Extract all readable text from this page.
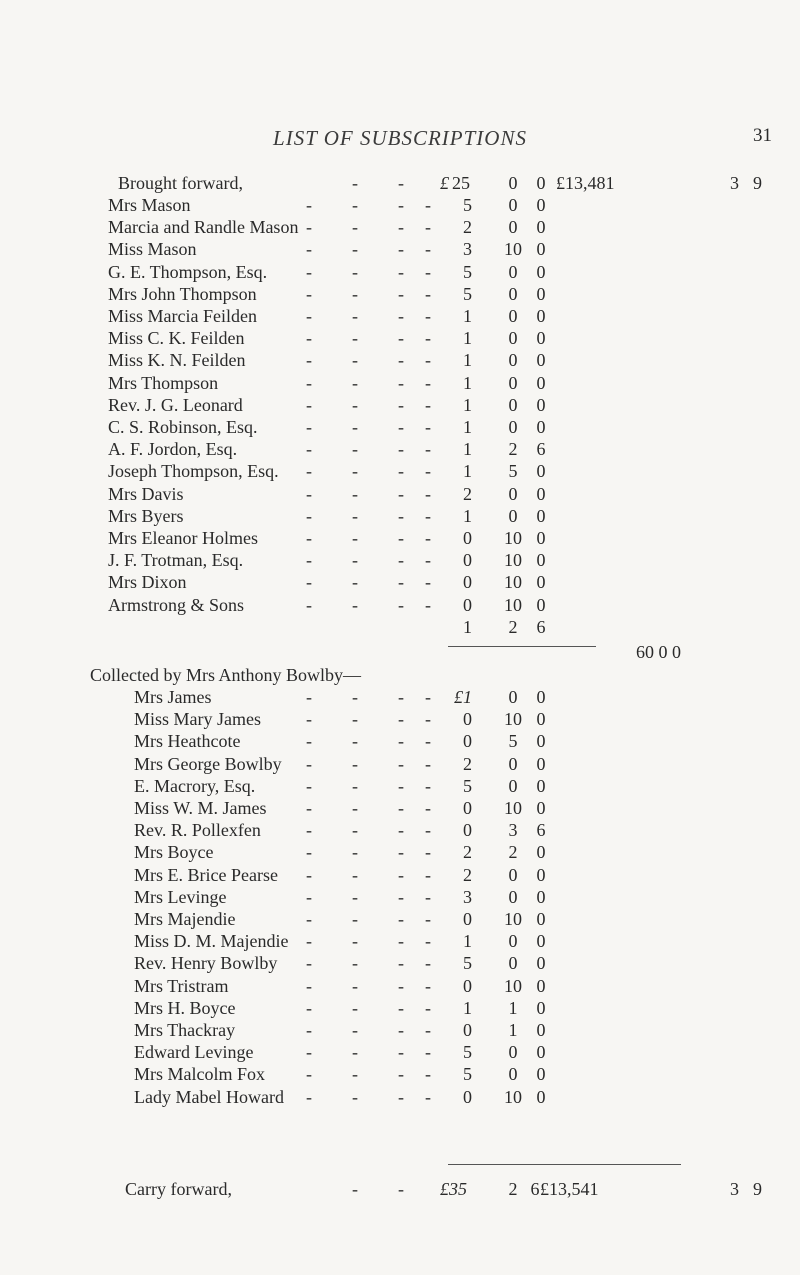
LIST OF SUBSCRIPTIONS	31
Brought forward,	- - £ 25	0	0 £13,481	3 9
Mrs Mason	- - - -	5	0	0
Marcia and Randle Mason - - - -	2	0	0
Miss Mason	- - - -	3 10 0
G. E. Thompson, Esq. - - - -	5	0	0
Mrs John Thompson	- - - -	5	0	0
Miss Marcia Feilden	- - - -	1	0	0
Miss C. K. Feilden	- - - -	1	0	0
Miss K. N. Feilden	- - - -	1	0	0
Mrs Thompson	- - - -	1	0	0
Rev. J. G. Leonard	- - - -	1	0	0
C. S. Robinson, Esq.	- - - -	1	0	0
A. F. Jordon, Esq.	- - - -	1	2	6
Joseph Thompson, Esq. - - - -	1	5	0
Mrs Davis	- - - -	2	0	0
Mrs Byers	- - - -	1	0	0
Mrs Eleanor Holmes	- - - -	0 10 0
J. F. Trotman, Esq.	- - - -	0 10 0
Mrs Dixon	- - - -	0 10 0
Armstrong & Sons	- - - -	0 10 0
1	2	6
60 0 0
Collected by Mrs Anthony Bowlby—
Mrs James	- - - -	£1	0	0
Miss Mary James	- - - -	0 10 0
Mrs Heathcote	- - - -	0	5	0
Mrs George Bowlby - - - -	2	0	0
E. Macrory, Esq.	- - - -	5	0	0
Miss W. M. James - - - -	0 10 0
Rev. R. Pollexfen	- - - -	0	3	6
Mrs Boyce	- - - -	2	2	0
Mrs E. Brice Pearse - - - -	2	0	0
Mrs Levinge	- - - -	3	0	0
Mrs Majendie	- - - -	0 10 0
Miss D. M. Majendie - - - -	1	0	0
Rev. Henry Bowlby - - - -	5	0	0
Mrs Tristram	- - - -	0 10 0
Mrs H. Boyce	- - - -	1	1	0
Mrs Thackray	- - - -	0	1	0
Edward Levinge	- - - -	5	0	0
Mrs Malcolm Fox - - - -	5	0	0
Lady Mabel Howard - - - -	0 10 0
Carry forward,	- - £35	2 6 £13,541	3 9
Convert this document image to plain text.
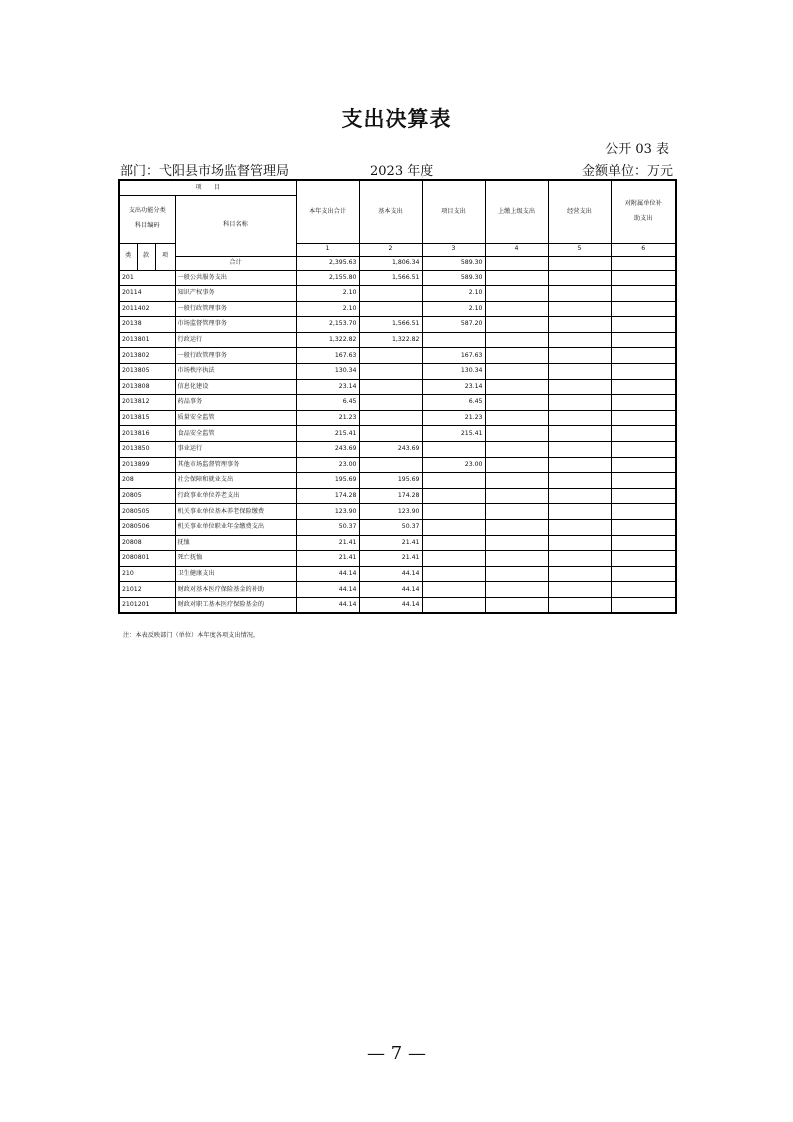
支出决算表
公开 03 表
部门：弋阳县市场监督管理局	2023 年度	金额单位：万元
项　　目				本年支出合计	基本支出	项目支出	上缴上级支出	经营支出	对附属单位补
助支出

支出功能分类
科目编码			科目名称						
类	款	项		1	2	3	4	5	6
			合计	2,395.63	1,806.34	589.30			
201			一般公共服务支出	2,155.80	1,566.51	589.30			
20114			知识产权事务	2.10		2.10			
2011402			一般行政管理事务	2.10		2.10			
20138			市场监督管理事务	2,153.70	1,566.51	587.20			
2013801			行政运行	1,322.82	1,322.82				
2013802			一般行政管理事务	167.63		167.63			
2013805			市场秩序执法	130.34		130.34			
2013808			信息化建设	23.14		23.14			
2013812			药品事务	6.45		6.45			
2013815			质量安全监管	21.23		21.23			
2013816			食品安全监管	215.41		215.41			
2013850			事业运行	243.69	243.69				
2013899			其他市场监督管理事务	23.00		23.00			
208			社会保障和就业支出	195.69	195.69				
20805			行政事业单位养老支出	174.28	174.28				
2080505			机关事业单位基本养老保险缴费	123.90	123.90				
2080506			机关事业单位职业年金缴费支出	50.37	50.37				
20808			抚恤	21.41	21.41				
2080801			死亡抚恤	21.41	21.41				
210			卫生健康支出	44.14	44.14				
21012			财政对基本医疗保险基金的补助	44.14	44.14				
2101201			财政对职工基本医疗保险基金的	44.14	44.14				
注：本表反映部门（单位）本年度各项支出情况。
— 7 —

● Exercise instructions
Using the entries above, find all lines with "Thompson". Copy them.

● Answer to this exercise
G. E. Thompson, Esq. - - - -	5	0	0
Mrs John Thompson	- - - -	5	0	0
Mrs Thompson	- - - -	1	0	0
Joseph Thompson, Esq. - - - -	1	5	0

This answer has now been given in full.